Entries from a dataset:
** Begin **

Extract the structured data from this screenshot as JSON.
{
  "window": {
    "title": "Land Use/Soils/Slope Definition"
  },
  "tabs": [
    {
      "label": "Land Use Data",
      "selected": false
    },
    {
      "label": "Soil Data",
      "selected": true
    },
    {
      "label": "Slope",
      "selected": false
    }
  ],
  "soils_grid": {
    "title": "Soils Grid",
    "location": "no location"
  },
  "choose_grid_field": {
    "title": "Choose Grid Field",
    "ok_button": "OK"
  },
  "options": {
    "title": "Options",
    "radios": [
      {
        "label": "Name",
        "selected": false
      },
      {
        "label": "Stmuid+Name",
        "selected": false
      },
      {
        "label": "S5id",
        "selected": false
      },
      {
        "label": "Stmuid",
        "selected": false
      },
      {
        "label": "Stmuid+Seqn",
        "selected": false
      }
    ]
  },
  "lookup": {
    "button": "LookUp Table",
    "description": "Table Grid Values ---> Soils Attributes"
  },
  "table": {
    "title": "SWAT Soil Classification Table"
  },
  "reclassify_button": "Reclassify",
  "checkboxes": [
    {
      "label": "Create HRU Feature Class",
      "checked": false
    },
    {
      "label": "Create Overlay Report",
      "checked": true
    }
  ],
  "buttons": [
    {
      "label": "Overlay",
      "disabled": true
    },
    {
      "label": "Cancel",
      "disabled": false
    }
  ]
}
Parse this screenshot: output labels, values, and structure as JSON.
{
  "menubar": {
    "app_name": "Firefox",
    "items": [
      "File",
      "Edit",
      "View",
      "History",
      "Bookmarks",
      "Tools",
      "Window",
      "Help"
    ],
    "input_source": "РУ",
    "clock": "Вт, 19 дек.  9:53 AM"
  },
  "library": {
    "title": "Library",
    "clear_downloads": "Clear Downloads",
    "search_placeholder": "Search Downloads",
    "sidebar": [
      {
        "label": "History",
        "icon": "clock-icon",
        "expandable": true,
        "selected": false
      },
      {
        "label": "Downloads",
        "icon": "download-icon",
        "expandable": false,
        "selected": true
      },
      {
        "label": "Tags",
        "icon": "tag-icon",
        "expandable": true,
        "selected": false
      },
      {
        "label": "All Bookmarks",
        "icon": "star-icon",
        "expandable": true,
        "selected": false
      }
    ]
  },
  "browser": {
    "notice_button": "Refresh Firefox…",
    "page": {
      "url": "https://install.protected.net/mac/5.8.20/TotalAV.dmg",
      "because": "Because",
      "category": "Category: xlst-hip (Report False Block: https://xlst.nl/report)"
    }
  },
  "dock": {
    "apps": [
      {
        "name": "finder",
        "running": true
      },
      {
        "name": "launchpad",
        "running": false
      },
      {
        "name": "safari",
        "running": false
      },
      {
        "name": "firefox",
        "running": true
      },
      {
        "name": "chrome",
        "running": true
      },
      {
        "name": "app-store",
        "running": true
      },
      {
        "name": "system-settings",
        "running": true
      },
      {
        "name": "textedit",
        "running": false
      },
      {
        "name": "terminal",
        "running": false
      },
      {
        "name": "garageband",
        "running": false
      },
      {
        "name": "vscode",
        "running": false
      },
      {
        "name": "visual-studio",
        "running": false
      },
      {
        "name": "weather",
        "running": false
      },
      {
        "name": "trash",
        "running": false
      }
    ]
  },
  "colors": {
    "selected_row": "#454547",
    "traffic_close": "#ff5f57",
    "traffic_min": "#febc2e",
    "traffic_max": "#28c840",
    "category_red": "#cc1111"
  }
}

** End **
** Begin **

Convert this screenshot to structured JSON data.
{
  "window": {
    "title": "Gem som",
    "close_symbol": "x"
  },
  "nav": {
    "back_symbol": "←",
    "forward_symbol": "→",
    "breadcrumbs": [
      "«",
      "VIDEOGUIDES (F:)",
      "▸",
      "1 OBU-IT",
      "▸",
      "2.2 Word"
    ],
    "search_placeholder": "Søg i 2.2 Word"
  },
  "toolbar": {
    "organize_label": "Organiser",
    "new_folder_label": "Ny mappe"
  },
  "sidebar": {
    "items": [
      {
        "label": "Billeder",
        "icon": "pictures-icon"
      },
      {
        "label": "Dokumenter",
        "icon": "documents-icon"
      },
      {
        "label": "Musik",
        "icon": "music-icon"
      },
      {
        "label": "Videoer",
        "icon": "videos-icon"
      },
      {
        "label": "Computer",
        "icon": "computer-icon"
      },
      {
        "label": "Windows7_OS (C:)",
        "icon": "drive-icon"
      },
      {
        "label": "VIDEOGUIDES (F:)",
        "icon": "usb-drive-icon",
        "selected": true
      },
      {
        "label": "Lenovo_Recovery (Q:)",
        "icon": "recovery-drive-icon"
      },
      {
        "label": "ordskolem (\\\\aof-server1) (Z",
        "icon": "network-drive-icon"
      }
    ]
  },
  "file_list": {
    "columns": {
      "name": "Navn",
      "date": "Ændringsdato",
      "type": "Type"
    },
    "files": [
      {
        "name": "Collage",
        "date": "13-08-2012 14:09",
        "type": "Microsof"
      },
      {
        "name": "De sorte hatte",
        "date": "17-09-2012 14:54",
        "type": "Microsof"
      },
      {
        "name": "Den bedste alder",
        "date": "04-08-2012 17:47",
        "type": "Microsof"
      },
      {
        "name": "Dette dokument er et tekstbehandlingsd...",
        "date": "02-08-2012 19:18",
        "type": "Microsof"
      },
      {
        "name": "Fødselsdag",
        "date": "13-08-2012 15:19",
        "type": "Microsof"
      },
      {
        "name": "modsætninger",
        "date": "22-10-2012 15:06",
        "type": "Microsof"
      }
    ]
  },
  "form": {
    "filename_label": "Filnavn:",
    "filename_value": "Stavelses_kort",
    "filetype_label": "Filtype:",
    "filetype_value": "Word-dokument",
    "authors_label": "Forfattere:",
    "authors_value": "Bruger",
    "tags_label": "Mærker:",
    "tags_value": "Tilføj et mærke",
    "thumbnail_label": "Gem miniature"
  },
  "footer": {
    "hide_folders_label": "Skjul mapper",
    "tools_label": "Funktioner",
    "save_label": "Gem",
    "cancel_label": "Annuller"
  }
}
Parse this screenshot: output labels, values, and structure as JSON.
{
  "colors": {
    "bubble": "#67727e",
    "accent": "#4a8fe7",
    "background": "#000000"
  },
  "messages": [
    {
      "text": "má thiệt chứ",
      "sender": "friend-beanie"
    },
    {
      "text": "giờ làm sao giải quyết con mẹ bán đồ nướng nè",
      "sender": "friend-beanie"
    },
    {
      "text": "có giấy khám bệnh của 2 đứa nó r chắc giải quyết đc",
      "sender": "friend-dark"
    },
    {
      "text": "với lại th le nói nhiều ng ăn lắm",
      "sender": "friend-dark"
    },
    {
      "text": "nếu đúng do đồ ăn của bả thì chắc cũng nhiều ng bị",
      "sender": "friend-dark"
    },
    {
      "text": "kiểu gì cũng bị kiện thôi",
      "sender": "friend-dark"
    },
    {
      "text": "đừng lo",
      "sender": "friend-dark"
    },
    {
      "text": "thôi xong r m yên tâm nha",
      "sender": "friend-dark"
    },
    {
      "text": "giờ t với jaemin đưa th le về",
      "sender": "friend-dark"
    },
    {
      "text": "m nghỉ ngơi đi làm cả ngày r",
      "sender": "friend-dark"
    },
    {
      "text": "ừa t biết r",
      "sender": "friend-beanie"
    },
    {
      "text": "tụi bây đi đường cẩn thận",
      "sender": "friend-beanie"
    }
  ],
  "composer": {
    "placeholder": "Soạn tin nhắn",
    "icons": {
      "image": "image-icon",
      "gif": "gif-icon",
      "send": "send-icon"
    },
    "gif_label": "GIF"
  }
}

** End **
** Begin **

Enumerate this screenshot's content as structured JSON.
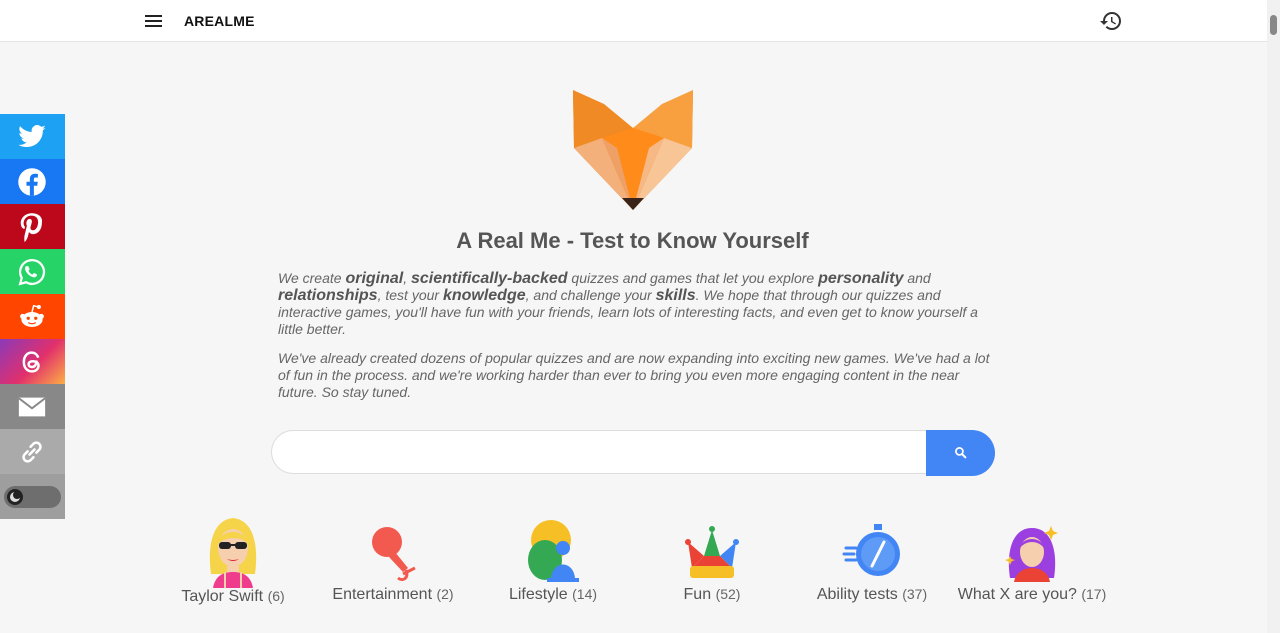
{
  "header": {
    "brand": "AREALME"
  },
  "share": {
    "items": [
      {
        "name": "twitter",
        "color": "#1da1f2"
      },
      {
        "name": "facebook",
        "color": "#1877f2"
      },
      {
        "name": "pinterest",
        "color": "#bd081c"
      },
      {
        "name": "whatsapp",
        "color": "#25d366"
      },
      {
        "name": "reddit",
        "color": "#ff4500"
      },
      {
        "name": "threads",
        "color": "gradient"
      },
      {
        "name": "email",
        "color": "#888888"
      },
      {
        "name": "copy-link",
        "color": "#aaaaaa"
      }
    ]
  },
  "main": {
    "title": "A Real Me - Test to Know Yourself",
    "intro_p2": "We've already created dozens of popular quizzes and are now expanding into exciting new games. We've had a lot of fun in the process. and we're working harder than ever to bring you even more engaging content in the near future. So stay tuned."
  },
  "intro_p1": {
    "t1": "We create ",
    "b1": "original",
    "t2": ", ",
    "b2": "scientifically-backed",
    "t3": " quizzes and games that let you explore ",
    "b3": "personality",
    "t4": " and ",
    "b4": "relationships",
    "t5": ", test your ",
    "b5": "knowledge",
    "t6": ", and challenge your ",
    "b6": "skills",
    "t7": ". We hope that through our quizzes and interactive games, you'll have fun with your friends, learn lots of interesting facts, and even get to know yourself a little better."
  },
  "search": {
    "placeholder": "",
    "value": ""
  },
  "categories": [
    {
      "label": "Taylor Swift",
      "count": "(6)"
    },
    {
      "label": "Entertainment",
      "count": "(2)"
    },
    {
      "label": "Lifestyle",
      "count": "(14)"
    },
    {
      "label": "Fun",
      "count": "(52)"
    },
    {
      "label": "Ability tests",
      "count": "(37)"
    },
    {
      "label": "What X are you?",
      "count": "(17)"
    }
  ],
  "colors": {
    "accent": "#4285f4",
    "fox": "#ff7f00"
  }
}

** End **

Extract every line that has the string "chắc" in it.

      "text": "có giấy khám bệnh của 2 đứa nó r chắc giải quyết đc",
      "text": "nếu đúng do đồ ăn của bả thì chắc cũng nhiều ng bị",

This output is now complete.